RECORD EXTRACTS
* start *

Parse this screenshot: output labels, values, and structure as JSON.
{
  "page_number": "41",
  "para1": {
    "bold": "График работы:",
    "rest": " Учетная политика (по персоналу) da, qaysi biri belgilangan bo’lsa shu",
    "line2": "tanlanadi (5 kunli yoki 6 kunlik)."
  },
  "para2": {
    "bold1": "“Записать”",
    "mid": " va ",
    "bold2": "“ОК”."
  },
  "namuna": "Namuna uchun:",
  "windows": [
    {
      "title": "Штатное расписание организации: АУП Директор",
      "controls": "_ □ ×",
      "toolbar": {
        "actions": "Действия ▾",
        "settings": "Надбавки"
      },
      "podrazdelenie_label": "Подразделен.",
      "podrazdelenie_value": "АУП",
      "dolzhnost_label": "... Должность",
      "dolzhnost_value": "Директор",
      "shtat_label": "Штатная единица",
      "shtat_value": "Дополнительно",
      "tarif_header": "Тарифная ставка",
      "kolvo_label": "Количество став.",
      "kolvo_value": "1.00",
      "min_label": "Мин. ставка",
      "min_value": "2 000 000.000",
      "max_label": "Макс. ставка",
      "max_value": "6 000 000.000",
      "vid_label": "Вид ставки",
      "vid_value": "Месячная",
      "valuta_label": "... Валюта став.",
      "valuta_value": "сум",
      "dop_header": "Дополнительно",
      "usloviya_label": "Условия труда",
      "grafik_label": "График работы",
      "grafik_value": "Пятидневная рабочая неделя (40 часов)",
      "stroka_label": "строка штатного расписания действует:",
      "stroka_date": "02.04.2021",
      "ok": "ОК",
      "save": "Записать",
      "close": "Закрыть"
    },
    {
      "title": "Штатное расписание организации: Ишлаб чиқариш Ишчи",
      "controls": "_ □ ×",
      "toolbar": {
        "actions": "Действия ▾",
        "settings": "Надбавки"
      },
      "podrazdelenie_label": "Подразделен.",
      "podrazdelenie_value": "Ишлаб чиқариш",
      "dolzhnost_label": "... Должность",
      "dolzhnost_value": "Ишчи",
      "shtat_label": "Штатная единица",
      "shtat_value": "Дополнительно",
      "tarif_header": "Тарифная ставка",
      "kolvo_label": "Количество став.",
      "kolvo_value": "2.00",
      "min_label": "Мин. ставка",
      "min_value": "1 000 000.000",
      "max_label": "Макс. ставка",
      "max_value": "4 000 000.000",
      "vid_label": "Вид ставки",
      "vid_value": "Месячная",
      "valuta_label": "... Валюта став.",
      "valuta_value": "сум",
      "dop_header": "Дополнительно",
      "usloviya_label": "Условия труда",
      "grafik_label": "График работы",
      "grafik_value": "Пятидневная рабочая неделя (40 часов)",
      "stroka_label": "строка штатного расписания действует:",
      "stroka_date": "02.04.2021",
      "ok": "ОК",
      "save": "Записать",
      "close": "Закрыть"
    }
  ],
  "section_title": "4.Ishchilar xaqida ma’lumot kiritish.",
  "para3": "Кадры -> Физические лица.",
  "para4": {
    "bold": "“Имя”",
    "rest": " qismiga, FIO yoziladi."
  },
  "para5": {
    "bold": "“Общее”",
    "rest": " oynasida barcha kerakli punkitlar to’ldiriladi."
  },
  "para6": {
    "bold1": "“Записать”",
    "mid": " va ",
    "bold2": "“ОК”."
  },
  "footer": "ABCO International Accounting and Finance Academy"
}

* end *

Find and copy every line in the entries above where the string "Штатное" occurs.

      "title": "Штатное расписание организации: АУП Директор",
      "title": "Штатное расписание организации: Ишлаб чиқариш Ишчи",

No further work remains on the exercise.